■ WHAT THE EXERCISE ASKS:
Please transcribe the listing below in full and word for word, without its pictures.

■ EXERCISE MATERIAL:
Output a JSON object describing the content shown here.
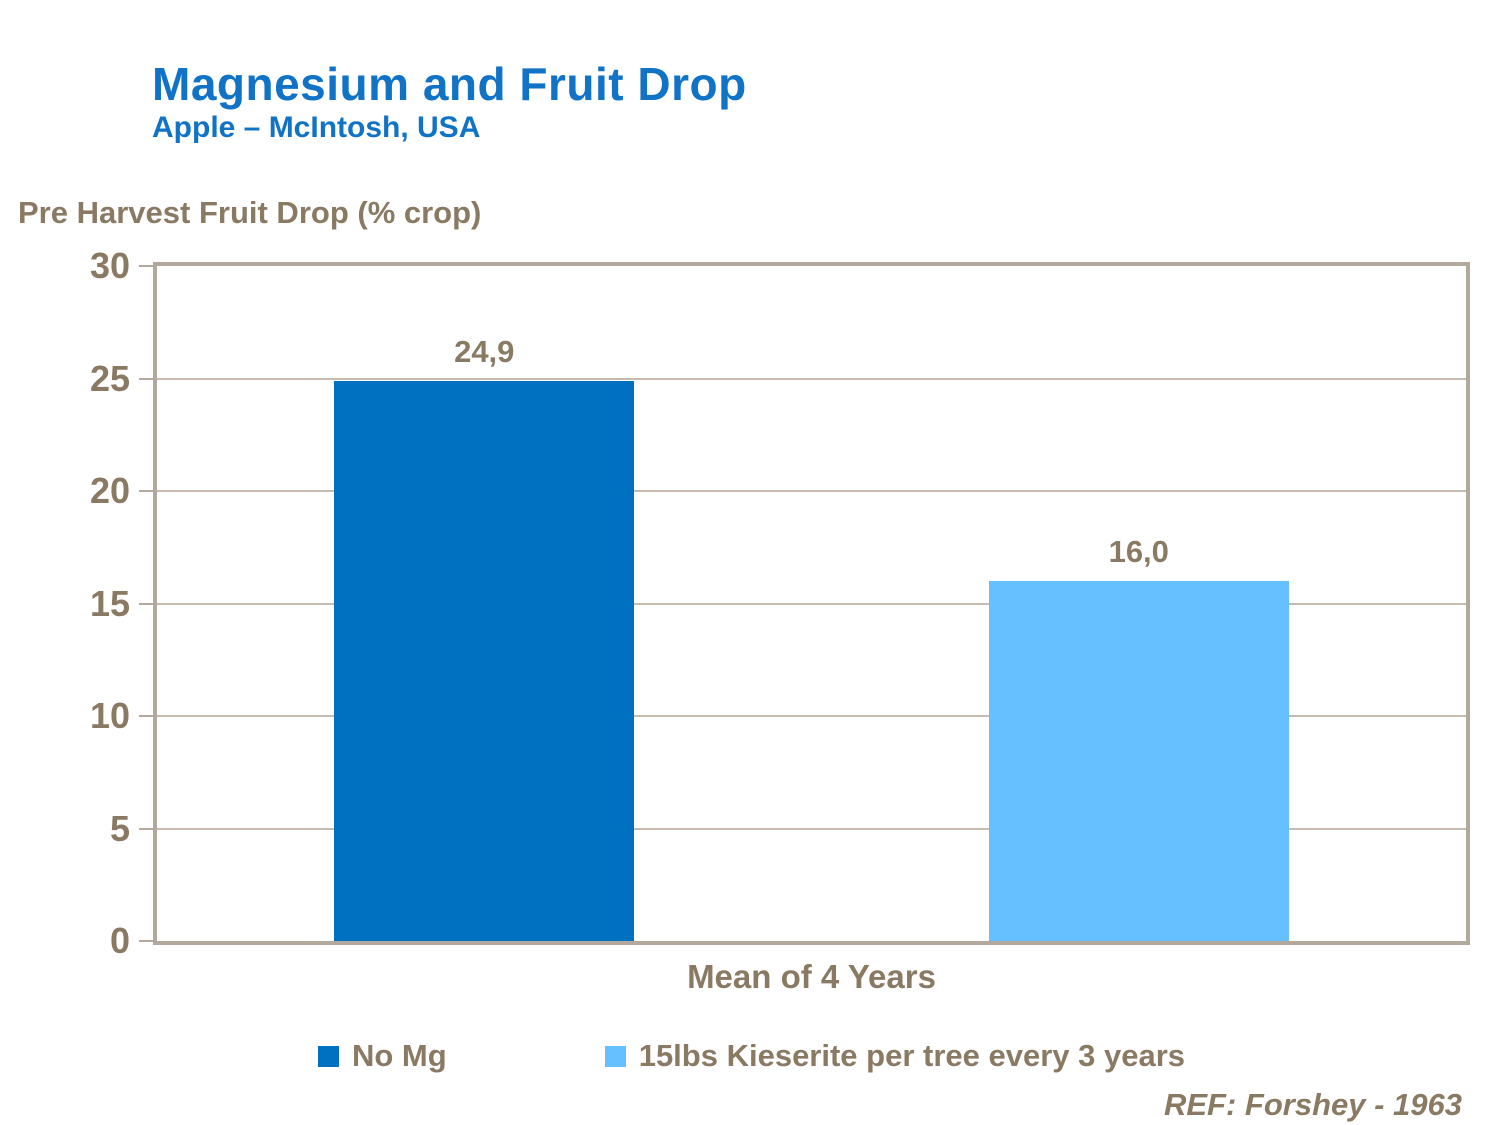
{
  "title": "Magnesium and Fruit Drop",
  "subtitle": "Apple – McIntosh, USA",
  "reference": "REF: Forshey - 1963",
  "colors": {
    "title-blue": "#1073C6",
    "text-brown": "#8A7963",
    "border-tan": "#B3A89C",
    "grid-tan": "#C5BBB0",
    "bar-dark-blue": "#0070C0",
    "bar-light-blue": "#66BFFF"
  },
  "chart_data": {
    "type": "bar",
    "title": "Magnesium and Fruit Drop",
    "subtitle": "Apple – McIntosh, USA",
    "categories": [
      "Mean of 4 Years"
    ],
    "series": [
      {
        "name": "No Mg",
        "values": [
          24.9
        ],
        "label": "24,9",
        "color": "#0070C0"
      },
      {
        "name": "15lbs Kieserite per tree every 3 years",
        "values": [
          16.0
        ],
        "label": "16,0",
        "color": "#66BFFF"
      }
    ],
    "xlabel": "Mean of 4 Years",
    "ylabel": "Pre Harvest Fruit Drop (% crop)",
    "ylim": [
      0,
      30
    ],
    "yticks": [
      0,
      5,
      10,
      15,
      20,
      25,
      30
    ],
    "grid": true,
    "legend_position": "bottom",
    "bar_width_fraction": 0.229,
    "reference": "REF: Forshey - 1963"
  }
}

■ WRITTEN ANSWER:
Output a JSON object describing the content shown here.
{
  "title": "Magnesium and Fruit Drop",
  "subtitle": "Apple – McIntosh, USA",
  "reference": "REF: Forshey - 1963",
  "colors": {
    "title-blue": "#1073C6",
    "text-brown": "#8A7963",
    "border-tan": "#B3A89C",
    "grid-tan": "#C5BBB0",
    "bar-dark-blue": "#0070C0",
    "bar-light-blue": "#66BFFF"
  },
  "chart_data": {
    "type": "bar",
    "title": "Magnesium and Fruit Drop",
    "subtitle": "Apple – McIntosh, USA",
    "categories": [
      "Mean of 4 Years"
    ],
    "series": [
      {
        "name": "No Mg",
        "values": [
          24.9
        ],
        "label": "24,9",
        "color": "#0070C0"
      },
      {
        "name": "15lbs Kieserite per tree every 3 years",
        "values": [
          16.0
        ],
        "label": "16,0",
        "color": "#66BFFF"
      }
    ],
    "xlabel": "Mean of 4 Years",
    "ylabel": "Pre Harvest Fruit Drop (% crop)",
    "ylim": [
      0,
      30
    ],
    "yticks": [
      0,
      5,
      10,
      15,
      20,
      25,
      30
    ],
    "grid": true,
    "legend_position": "bottom",
    "bar_width_fraction": 0.229,
    "reference": "REF: Forshey - 1963"
  }
}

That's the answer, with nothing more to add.